SHORT TASK — Single out the lines of the material that contain "this" and copy them.

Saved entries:
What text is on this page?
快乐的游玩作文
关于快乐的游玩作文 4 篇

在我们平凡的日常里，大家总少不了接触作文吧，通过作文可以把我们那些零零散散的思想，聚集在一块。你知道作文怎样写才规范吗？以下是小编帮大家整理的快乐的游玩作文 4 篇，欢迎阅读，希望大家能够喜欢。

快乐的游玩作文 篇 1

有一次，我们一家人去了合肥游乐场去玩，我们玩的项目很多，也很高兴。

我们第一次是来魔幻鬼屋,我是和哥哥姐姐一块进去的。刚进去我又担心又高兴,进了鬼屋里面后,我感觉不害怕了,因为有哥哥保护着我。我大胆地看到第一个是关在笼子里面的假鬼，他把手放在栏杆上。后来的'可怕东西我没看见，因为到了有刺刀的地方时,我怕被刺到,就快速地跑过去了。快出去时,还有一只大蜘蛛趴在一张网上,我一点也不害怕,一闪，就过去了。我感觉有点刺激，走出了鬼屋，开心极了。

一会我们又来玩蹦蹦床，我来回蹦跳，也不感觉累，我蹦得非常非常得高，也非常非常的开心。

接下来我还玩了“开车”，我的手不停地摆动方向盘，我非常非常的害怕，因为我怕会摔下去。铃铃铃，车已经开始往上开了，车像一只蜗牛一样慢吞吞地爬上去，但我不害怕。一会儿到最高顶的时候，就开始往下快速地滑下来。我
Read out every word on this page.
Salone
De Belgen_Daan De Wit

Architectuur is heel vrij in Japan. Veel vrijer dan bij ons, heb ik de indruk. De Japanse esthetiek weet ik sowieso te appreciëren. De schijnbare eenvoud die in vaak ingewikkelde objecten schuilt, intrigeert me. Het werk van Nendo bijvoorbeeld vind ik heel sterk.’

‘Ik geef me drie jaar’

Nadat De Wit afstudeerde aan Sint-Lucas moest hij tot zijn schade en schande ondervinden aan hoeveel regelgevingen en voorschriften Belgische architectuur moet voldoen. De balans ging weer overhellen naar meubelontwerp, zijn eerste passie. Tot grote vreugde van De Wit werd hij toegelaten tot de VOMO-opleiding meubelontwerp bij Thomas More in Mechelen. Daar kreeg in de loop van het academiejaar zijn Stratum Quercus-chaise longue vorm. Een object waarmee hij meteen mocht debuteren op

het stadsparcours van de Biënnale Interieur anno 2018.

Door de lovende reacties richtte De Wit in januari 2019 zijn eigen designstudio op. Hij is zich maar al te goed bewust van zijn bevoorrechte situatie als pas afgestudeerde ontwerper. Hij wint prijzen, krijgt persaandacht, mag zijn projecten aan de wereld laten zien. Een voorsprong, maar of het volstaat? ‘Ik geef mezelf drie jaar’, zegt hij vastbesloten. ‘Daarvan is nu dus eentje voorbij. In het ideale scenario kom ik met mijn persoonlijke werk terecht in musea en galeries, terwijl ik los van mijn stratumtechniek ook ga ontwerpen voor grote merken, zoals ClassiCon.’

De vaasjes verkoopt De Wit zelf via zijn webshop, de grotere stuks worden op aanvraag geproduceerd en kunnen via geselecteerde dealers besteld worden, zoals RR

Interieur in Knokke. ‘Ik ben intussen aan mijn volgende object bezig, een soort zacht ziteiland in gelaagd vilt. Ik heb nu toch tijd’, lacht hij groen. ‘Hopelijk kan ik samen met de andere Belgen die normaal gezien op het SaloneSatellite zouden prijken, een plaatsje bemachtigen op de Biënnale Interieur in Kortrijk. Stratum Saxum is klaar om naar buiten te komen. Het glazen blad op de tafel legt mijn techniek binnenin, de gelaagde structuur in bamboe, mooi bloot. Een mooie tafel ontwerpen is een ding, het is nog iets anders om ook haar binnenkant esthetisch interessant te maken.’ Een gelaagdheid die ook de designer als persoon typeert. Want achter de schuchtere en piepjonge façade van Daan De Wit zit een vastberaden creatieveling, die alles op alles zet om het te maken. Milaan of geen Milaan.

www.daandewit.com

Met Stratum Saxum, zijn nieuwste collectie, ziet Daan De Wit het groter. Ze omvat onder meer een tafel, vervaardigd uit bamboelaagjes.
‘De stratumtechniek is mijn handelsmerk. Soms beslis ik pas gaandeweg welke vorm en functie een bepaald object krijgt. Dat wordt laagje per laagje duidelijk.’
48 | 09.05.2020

SOLUTION —
What text is on this page?
Read out every word on this page.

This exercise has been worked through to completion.